» **Data extract**:
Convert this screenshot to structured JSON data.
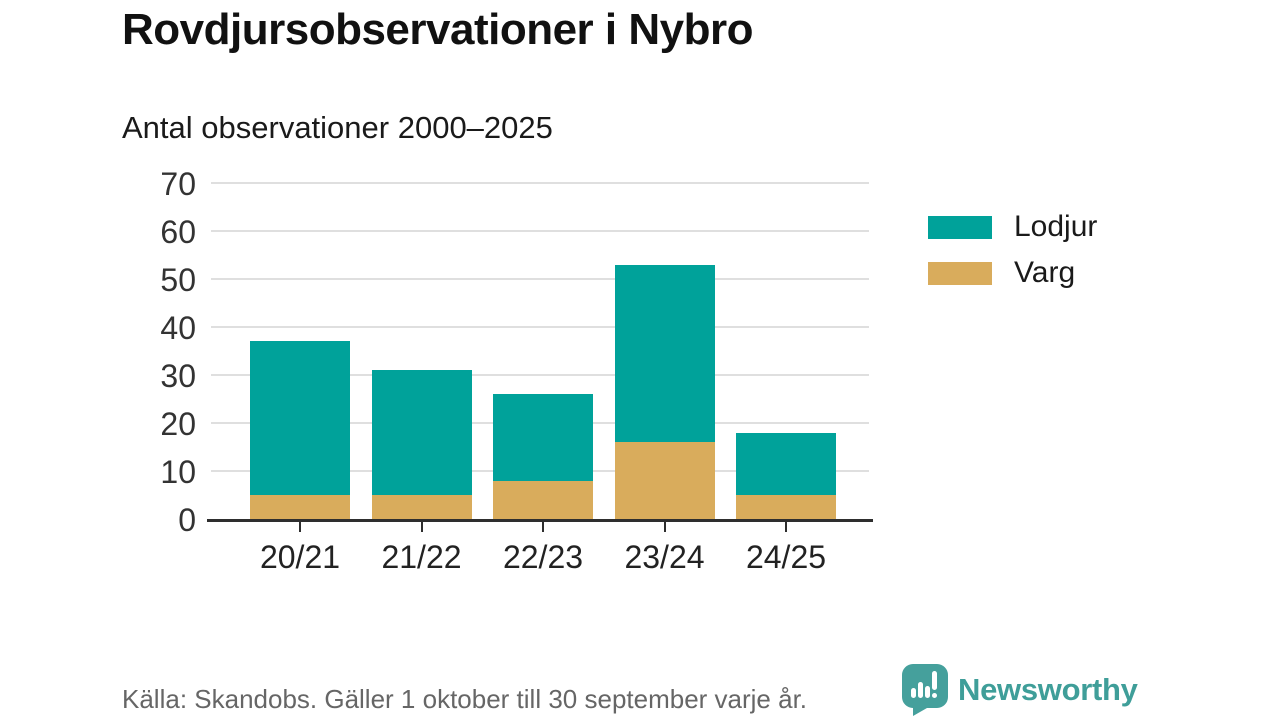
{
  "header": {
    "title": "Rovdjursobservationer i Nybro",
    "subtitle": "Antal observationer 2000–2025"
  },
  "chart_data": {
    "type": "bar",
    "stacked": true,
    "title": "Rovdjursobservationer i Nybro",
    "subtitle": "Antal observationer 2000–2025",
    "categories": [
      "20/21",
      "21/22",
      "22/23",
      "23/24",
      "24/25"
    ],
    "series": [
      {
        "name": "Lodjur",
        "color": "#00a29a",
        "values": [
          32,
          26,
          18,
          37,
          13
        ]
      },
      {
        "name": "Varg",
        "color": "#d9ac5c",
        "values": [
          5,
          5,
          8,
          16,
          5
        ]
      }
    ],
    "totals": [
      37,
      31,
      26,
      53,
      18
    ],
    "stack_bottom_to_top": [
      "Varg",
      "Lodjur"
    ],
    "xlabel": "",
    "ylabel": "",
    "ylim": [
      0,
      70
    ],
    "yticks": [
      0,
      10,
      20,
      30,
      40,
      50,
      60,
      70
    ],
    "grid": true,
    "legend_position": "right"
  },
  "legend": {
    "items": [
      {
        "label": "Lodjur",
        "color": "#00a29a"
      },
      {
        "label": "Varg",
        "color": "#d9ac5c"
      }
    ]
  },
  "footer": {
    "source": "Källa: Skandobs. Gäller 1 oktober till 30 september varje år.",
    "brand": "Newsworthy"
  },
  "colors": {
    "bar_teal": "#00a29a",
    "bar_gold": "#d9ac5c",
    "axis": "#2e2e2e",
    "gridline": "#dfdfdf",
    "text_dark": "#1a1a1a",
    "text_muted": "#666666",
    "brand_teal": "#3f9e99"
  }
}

» **Aim**:
Please write out all of the material above without changing a word, and omit any pictures.

» **Answer to this exercise**:
Convert this screenshot to structured JSON data.
{
  "header": {
    "title": "Rovdjursobservationer i Nybro",
    "subtitle": "Antal observationer 2000–2025"
  },
  "chart_data": {
    "type": "bar",
    "stacked": true,
    "title": "Rovdjursobservationer i Nybro",
    "subtitle": "Antal observationer 2000–2025",
    "categories": [
      "20/21",
      "21/22",
      "22/23",
      "23/24",
      "24/25"
    ],
    "series": [
      {
        "name": "Lodjur",
        "color": "#00a29a",
        "values": [
          32,
          26,
          18,
          37,
          13
        ]
      },
      {
        "name": "Varg",
        "color": "#d9ac5c",
        "values": [
          5,
          5,
          8,
          16,
          5
        ]
      }
    ],
    "totals": [
      37,
      31,
      26,
      53,
      18
    ],
    "stack_bottom_to_top": [
      "Varg",
      "Lodjur"
    ],
    "xlabel": "",
    "ylabel": "",
    "ylim": [
      0,
      70
    ],
    "yticks": [
      0,
      10,
      20,
      30,
      40,
      50,
      60,
      70
    ],
    "grid": true,
    "legend_position": "right"
  },
  "legend": {
    "items": [
      {
        "label": "Lodjur",
        "color": "#00a29a"
      },
      {
        "label": "Varg",
        "color": "#d9ac5c"
      }
    ]
  },
  "footer": {
    "source": "Källa: Skandobs. Gäller 1 oktober till 30 september varje år.",
    "brand": "Newsworthy"
  },
  "colors": {
    "bar_teal": "#00a29a",
    "bar_gold": "#d9ac5c",
    "axis": "#2e2e2e",
    "gridline": "#dfdfdf",
    "text_dark": "#1a1a1a",
    "text_muted": "#666666",
    "brand_teal": "#3f9e99"
  }
}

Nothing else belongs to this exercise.